=== Your objective ===
From the entries provided below, copy each line that contains the word "article".

Stored data:
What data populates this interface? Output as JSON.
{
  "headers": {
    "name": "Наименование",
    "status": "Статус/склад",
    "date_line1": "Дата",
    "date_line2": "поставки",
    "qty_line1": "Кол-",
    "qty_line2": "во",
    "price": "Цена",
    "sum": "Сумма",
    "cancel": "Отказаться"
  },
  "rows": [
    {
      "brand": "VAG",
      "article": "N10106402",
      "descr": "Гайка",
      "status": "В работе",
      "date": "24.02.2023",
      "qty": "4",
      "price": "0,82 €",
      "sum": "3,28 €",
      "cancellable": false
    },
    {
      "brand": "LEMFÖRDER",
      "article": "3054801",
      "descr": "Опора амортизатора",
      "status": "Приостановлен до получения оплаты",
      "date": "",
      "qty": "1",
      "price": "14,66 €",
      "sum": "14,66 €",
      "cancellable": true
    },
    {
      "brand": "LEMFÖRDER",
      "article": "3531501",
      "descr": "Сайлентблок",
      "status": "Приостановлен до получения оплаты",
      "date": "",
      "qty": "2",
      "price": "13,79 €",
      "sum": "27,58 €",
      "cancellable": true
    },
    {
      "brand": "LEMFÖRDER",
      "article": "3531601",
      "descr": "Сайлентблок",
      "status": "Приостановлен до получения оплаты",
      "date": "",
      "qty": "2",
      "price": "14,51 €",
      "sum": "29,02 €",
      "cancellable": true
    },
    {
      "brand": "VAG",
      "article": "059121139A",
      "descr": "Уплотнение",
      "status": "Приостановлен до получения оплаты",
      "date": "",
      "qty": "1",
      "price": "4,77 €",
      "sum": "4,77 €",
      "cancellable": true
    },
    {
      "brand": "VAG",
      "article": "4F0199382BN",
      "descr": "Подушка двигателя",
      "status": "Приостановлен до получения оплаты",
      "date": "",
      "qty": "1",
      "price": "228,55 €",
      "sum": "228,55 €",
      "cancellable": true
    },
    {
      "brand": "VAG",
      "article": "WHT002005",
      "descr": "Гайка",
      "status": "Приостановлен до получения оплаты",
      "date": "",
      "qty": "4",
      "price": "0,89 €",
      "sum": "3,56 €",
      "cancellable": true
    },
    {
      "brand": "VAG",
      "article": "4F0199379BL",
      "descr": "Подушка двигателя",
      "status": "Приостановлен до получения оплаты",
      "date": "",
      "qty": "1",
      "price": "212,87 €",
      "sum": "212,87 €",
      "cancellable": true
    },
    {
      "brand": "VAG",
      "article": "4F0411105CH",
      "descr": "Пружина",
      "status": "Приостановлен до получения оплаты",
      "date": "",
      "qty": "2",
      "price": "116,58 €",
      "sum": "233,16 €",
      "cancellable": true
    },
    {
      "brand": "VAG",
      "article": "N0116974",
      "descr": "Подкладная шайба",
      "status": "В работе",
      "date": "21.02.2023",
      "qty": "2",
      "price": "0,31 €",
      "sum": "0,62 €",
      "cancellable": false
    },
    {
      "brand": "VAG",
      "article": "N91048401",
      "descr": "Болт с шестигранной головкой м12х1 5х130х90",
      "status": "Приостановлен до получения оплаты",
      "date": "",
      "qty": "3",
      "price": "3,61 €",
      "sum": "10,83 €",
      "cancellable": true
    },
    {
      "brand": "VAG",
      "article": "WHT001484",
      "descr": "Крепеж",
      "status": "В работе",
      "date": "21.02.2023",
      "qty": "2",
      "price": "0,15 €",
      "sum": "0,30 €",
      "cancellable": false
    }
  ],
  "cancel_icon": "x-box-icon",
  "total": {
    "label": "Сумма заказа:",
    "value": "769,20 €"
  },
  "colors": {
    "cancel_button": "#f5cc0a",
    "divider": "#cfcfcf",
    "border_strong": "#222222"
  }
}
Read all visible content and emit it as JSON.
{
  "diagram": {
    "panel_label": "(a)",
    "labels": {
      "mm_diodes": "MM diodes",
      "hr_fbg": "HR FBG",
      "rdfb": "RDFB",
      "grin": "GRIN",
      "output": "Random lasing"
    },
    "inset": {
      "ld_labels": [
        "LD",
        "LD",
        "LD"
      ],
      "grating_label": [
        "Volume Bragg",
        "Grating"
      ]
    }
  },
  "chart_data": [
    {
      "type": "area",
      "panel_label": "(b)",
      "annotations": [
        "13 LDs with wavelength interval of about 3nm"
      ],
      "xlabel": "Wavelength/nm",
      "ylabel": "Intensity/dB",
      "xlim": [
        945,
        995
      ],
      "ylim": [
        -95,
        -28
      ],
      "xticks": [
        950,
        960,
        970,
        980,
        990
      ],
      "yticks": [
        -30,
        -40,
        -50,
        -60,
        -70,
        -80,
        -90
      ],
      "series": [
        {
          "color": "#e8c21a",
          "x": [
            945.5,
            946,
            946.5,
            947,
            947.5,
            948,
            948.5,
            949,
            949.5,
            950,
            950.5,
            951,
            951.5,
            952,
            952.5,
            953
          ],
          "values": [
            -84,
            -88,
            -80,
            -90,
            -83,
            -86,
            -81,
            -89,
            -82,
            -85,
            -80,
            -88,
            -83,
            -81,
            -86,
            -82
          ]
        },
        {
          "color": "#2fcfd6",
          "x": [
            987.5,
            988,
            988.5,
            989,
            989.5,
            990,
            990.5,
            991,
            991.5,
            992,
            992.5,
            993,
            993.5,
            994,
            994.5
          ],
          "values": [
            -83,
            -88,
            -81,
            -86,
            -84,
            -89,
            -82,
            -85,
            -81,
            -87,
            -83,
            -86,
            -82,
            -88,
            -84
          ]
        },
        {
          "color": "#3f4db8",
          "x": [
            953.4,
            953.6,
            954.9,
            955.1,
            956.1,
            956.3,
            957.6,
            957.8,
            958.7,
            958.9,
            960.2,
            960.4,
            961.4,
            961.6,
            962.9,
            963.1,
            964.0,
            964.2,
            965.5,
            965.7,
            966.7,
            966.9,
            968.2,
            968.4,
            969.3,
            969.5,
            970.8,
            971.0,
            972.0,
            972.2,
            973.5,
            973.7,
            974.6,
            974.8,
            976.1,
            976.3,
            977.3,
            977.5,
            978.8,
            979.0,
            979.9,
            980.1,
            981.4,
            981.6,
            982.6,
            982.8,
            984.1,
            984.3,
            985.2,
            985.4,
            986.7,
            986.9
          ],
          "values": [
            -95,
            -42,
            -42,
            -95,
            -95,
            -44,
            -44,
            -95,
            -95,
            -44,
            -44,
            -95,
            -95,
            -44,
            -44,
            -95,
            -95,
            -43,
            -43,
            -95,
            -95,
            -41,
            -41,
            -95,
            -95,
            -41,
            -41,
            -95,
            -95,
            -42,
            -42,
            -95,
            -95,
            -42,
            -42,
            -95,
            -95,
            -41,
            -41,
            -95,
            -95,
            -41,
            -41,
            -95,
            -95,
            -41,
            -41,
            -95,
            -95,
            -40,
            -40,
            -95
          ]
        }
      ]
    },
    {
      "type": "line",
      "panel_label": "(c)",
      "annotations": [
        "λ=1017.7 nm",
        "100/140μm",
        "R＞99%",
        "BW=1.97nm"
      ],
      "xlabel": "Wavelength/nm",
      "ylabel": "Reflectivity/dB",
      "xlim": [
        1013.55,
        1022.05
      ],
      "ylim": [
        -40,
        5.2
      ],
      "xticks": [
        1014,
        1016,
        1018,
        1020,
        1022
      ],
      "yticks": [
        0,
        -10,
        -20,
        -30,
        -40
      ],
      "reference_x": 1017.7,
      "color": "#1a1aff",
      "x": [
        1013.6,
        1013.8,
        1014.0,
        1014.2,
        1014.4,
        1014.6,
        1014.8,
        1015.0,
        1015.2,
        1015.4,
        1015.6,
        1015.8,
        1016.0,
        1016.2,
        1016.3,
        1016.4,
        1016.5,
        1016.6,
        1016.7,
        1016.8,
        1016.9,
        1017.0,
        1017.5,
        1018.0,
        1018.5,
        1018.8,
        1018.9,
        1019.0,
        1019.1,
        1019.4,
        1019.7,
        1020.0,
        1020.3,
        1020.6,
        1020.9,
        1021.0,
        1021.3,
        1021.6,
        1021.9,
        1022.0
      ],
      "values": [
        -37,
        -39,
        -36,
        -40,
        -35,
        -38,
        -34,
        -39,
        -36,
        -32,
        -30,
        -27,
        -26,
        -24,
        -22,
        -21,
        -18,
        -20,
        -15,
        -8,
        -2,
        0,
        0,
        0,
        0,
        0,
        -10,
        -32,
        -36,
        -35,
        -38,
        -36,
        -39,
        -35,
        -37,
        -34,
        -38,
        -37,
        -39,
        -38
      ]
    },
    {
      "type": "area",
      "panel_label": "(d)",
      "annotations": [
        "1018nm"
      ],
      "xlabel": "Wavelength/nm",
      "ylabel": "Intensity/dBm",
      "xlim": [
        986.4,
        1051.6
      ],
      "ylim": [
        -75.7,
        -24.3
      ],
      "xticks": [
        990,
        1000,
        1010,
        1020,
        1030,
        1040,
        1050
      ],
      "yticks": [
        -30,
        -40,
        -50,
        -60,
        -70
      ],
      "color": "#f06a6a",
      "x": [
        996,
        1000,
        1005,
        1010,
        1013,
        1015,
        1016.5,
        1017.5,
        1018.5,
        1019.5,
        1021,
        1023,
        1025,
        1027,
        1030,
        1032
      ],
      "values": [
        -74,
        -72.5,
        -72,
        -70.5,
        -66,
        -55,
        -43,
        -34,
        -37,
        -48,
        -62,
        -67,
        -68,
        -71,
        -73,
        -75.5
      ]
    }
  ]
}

=== Solution ===
      "article": "N10106402",
      "article": "3054801",
      "article": "3531501",
      "article": "3531601",
      "article": "059121139A",
      "article": "4F0199382BN",
      "article": "WHT002005",
      "article": "4F0199379BL",
      "article": "4F0411105CH",
      "article": "N0116974",
      "article": "N91048401",
      "article": "WHT001484",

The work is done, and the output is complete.